* **The exercise**: Return the listing below unchanged, minus its pictures.
● ● ● ●
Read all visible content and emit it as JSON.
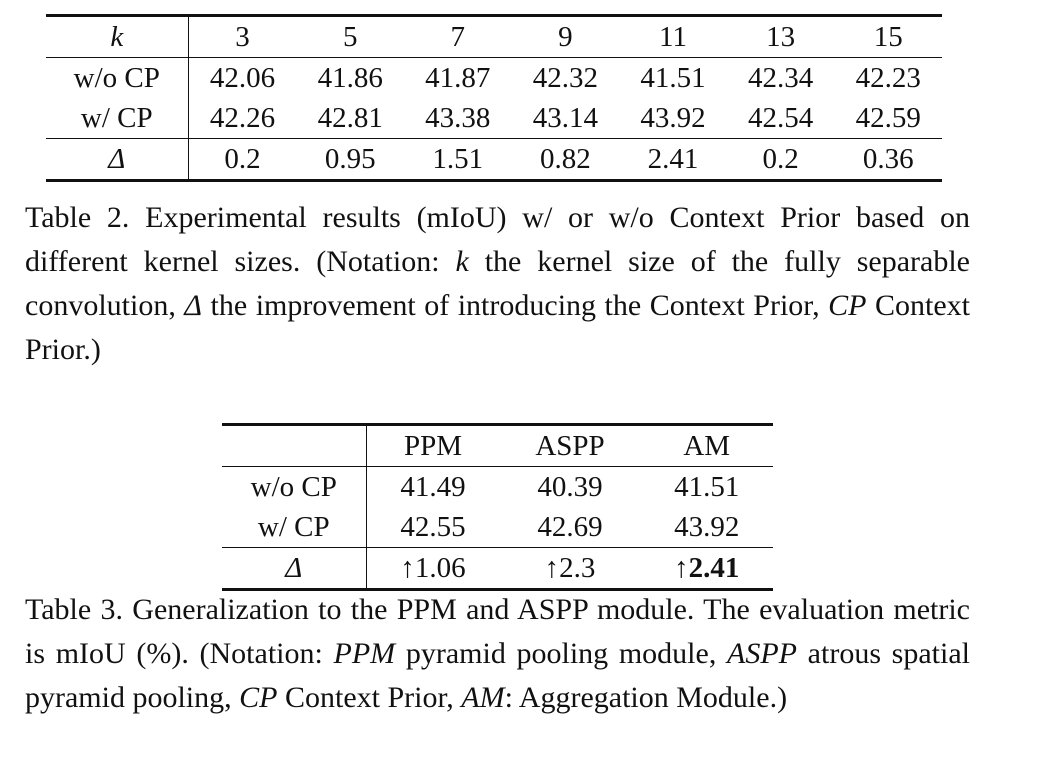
{
  "table2": {
    "header_label": "k",
    "kernel_sizes": [
      "3",
      "5",
      "7",
      "9",
      "11",
      "13",
      "15"
    ],
    "rows": [
      {
        "label": "w/o CP",
        "values": [
          "42.06",
          "41.86",
          "41.87",
          "42.32",
          "41.51",
          "42.34",
          "42.23"
        ],
        "bold_index": 5
      },
      {
        "label": "w/ CP",
        "values": [
          "42.26",
          "42.81",
          "43.38",
          "43.14",
          "43.92",
          "42.54",
          "42.59"
        ],
        "bold_index": 4
      },
      {
        "label": "Δ",
        "values": [
          "0.2",
          "0.95",
          "1.51",
          "0.82",
          "2.41",
          "0.2",
          "0.36"
        ],
        "bold_index": 4
      }
    ],
    "caption": {
      "t1": "Table 2. Experimental results (mIoU) w/ or w/o Context Prior based on different kernel sizes. (Notation: ",
      "i1": "k",
      "t2": " the kernel size of the fully separable convolution, ",
      "i2": "Δ",
      "t3": " the improvement of introducing the Context Prior, ",
      "i3": "CP",
      "t4": " Context Prior.)"
    }
  },
  "table3": {
    "columns": [
      "PPM",
      "ASPP",
      "AM"
    ],
    "rows": [
      {
        "label": "w/o CP",
        "values": [
          "41.49",
          "40.39",
          "41.51"
        ],
        "bold_index": 2
      },
      {
        "label": "w/ CP",
        "values": [
          "42.55",
          "42.69",
          "43.92"
        ],
        "bold_index": 2
      },
      {
        "label": "Δ",
        "arrow": "↑",
        "values": [
          "1.06",
          "2.3",
          "2.41"
        ],
        "bold_index": 2
      }
    ],
    "caption": {
      "t1": "Table 3. Generalization to the PPM and ASPP module. The evaluation metric is mIoU (%). (Notation: ",
      "i1": "PPM",
      "t2": " pyramid pooling module, ",
      "i2": "ASPP",
      "t3": " atrous spatial pyramid pooling, ",
      "i3": "CP",
      "t4": " Context Prior, ",
      "i4": "AM",
      "t5": ": Aggregation Module.)"
    }
  }
}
● ● ● ●
* **Reply to the task**:
Read all visible content and emit it as JSON.
{
  "table2": {
    "header_label": "k",
    "kernel_sizes": [
      "3",
      "5",
      "7",
      "9",
      "11",
      "13",
      "15"
    ],
    "rows": [
      {
        "label": "w/o CP",
        "values": [
          "42.06",
          "41.86",
          "41.87",
          "42.32",
          "41.51",
          "42.34",
          "42.23"
        ],
        "bold_index": 5
      },
      {
        "label": "w/ CP",
        "values": [
          "42.26",
          "42.81",
          "43.38",
          "43.14",
          "43.92",
          "42.54",
          "42.59"
        ],
        "bold_index": 4
      },
      {
        "label": "Δ",
        "values": [
          "0.2",
          "0.95",
          "1.51",
          "0.82",
          "2.41",
          "0.2",
          "0.36"
        ],
        "bold_index": 4
      }
    ],
    "caption": {
      "t1": "Table 2. Experimental results (mIoU) w/ or w/o Context Prior based on different kernel sizes. (Notation: ",
      "i1": "k",
      "t2": " the kernel size of the fully separable convolution, ",
      "i2": "Δ",
      "t3": " the improvement of introducing the Context Prior, ",
      "i3": "CP",
      "t4": " Context Prior.)"
    }
  },
  "table3": {
    "columns": [
      "PPM",
      "ASPP",
      "AM"
    ],
    "rows": [
      {
        "label": "w/o CP",
        "values": [
          "41.49",
          "40.39",
          "41.51"
        ],
        "bold_index": 2
      },
      {
        "label": "w/ CP",
        "values": [
          "42.55",
          "42.69",
          "43.92"
        ],
        "bold_index": 2
      },
      {
        "label": "Δ",
        "arrow": "↑",
        "values": [
          "1.06",
          "2.3",
          "2.41"
        ],
        "bold_index": 2
      }
    ],
    "caption": {
      "t1": "Table 3. Generalization to the PPM and ASPP module. The evaluation metric is mIoU (%). (Notation: ",
      "i1": "PPM",
      "t2": " pyramid pooling module, ",
      "i2": "ASPP",
      "t3": " atrous spatial pyramid pooling, ",
      "i3": "CP",
      "t4": " Context Prior, ",
      "i4": "AM",
      "t5": ": Aggregation Module.)"
    }
  }
}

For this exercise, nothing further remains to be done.